◆ REQUEST: Keep only the lines of the data below that contain "代表世話人", and copy them.

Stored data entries
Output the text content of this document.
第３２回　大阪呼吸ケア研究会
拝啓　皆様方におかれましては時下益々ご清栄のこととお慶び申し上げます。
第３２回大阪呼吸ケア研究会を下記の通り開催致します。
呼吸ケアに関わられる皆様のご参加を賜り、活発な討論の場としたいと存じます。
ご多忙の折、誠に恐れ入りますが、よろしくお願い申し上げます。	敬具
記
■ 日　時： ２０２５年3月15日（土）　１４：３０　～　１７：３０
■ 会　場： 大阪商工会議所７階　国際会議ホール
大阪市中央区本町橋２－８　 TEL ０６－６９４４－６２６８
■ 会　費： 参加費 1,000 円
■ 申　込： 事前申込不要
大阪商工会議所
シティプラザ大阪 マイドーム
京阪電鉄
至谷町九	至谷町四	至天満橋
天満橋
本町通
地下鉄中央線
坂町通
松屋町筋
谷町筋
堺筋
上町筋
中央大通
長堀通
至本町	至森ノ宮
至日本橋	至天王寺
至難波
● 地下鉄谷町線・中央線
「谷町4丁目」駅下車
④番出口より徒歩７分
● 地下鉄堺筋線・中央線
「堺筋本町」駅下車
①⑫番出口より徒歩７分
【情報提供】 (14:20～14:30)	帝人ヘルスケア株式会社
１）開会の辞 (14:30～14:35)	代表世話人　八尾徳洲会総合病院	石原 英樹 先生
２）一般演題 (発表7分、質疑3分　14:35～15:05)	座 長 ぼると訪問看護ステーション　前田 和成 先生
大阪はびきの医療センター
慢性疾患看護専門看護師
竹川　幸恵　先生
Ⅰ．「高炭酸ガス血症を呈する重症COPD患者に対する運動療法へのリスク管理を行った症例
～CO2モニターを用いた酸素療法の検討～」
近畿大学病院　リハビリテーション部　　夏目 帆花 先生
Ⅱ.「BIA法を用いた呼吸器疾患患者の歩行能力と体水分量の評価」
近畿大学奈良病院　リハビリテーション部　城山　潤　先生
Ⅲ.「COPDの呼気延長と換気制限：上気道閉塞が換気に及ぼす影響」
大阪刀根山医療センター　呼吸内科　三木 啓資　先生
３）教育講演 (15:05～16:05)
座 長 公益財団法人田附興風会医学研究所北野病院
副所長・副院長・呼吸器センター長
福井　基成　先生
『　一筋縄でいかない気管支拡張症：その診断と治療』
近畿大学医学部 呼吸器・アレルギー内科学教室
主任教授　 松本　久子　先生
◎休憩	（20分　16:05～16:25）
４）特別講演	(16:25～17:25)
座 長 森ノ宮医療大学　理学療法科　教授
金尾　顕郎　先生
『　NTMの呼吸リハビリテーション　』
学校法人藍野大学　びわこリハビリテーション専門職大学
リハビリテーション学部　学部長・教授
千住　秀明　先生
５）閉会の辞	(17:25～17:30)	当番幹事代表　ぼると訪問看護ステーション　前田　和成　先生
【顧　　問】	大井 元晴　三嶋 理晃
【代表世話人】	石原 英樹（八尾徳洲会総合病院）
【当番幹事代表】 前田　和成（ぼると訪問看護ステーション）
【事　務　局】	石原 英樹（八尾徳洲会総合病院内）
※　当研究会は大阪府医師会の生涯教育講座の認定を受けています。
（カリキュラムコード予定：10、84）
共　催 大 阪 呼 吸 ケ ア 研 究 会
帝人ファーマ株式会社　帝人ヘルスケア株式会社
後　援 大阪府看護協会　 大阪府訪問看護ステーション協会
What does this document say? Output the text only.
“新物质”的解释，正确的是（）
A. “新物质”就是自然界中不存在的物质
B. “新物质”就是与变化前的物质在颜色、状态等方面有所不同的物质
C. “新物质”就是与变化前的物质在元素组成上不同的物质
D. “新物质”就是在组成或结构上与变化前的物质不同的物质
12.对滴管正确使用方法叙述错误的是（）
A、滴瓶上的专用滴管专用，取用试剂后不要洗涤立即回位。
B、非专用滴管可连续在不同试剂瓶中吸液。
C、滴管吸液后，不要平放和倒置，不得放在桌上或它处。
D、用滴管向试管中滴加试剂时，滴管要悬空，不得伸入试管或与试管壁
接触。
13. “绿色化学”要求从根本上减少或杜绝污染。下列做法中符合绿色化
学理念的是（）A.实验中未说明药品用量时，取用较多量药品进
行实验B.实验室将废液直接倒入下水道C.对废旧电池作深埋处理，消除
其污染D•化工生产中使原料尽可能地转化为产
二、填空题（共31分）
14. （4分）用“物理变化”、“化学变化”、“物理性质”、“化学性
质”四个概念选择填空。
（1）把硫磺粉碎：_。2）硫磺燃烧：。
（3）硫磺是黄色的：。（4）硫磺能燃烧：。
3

◆ TASK SOLUTION:
１）開会の辞 (14:30～14:35)	代表世話人　八尾徳洲会総合病院	石原 英樹 先生
【代表世話人】	石原 英樹（八尾徳洲会総合病院）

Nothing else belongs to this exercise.